> **Stated task**:
Below is a listing; copy all of it exactly.

> **Provided data**:
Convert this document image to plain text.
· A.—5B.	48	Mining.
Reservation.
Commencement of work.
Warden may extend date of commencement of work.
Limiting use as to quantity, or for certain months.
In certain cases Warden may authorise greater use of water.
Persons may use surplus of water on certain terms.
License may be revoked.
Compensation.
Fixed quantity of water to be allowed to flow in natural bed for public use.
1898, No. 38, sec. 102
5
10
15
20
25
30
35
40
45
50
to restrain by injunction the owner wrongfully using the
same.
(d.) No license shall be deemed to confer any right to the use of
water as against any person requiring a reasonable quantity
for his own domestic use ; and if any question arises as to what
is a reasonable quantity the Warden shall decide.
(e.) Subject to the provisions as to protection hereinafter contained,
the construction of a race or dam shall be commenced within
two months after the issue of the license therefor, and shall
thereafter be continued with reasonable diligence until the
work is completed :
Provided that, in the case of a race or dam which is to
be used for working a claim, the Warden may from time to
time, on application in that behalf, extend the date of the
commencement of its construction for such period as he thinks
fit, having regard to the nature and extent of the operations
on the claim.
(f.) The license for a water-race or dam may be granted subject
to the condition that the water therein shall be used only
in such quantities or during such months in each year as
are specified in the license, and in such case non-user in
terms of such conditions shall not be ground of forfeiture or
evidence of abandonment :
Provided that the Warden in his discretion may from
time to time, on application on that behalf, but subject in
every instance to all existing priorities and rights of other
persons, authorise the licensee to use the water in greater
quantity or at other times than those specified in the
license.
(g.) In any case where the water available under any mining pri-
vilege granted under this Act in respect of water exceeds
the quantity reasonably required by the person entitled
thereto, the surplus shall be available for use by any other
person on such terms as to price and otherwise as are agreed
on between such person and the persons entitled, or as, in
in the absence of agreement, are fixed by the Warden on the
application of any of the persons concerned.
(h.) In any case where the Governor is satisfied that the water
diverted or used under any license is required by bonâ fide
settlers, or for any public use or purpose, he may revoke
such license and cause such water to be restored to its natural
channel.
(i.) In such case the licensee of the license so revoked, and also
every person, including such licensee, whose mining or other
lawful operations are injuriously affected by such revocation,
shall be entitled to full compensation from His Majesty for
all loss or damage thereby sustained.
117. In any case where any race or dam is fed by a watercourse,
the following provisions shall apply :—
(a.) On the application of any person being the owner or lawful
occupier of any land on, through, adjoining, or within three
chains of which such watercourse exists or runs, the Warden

> **Answer to the exercise**:
Convert this document image to plain text.
· A.—5B.	48	Mining.
Reservation.
Commencement of work.
Warden may extend date of commencement of work.
Limiting use as to quantity, or for certain months.
In certain cases Warden may authorise greater use of water.
Persons may use surplus of water on certain terms.
License may be revoked.
Compensation.
Fixed quantity of water to be allowed to flow in natural bed for public use.
1898, No. 38, sec. 102
5
10
15
20
25
30
35
40
45
50
to restrain by injunction the owner wrongfully using the
same.
(d.) No license shall be deemed to confer any right to the use of
water as against any person requiring a reasonable quantity
for his own domestic use ; and if any question arises as to what
is a reasonable quantity the Warden shall decide.
(e.) Subject to the provisions as to protection hereinafter contained,
the construction of a race or dam shall be commenced within
two months after the issue of the license therefor, and shall
thereafter be continued with reasonable diligence until the
work is completed :
Provided that, in the case of a race or dam which is to
be used for working a claim, the Warden may from time to
time, on application in that behalf, extend the date of the
commencement of its construction for such period as he thinks
fit, having regard to the nature and extent of the operations
on the claim.
(f.) The license for a water-race or dam may be granted subject
to the condition that the water therein shall be used only
in such quantities or during such months in each year as
are specified in the license, and in such case non-user in
terms of such conditions shall not be ground of forfeiture or
evidence of abandonment :
Provided that the Warden in his discretion may from
time to time, on application on that behalf, but subject in
every instance to all existing priorities and rights of other
persons, authorise the licensee to use the water in greater
quantity or at other times than those specified in the
license.
(g.) In any case where the water available under any mining pri-
vilege granted under this Act in respect of water exceeds
the quantity reasonably required by the person entitled
thereto, the surplus shall be available for use by any other
person on such terms as to price and otherwise as are agreed
on between such person and the persons entitled, or as, in
in the absence of agreement, are fixed by the Warden on the
application of any of the persons concerned.
(h.) In any case where the Governor is satisfied that the water
diverted or used under any license is required by bonâ fide
settlers, or for any public use or purpose, he may revoke
such license and cause such water to be restored to its natural
channel.
(i.) In such case the licensee of the license so revoked, and also
every person, including such licensee, whose mining or other
lawful operations are injuriously affected by such revocation,
shall be entitled to full compensation from His Majesty for
all loss or damage thereby sustained.
117. In any case where any race or dam is fed by a watercourse,
the following provisions shall apply :—
(a.) On the application of any person being the owner or lawful
occupier of any land on, through, adjoining, or within three
chains of which such watercourse exists or runs, the Warden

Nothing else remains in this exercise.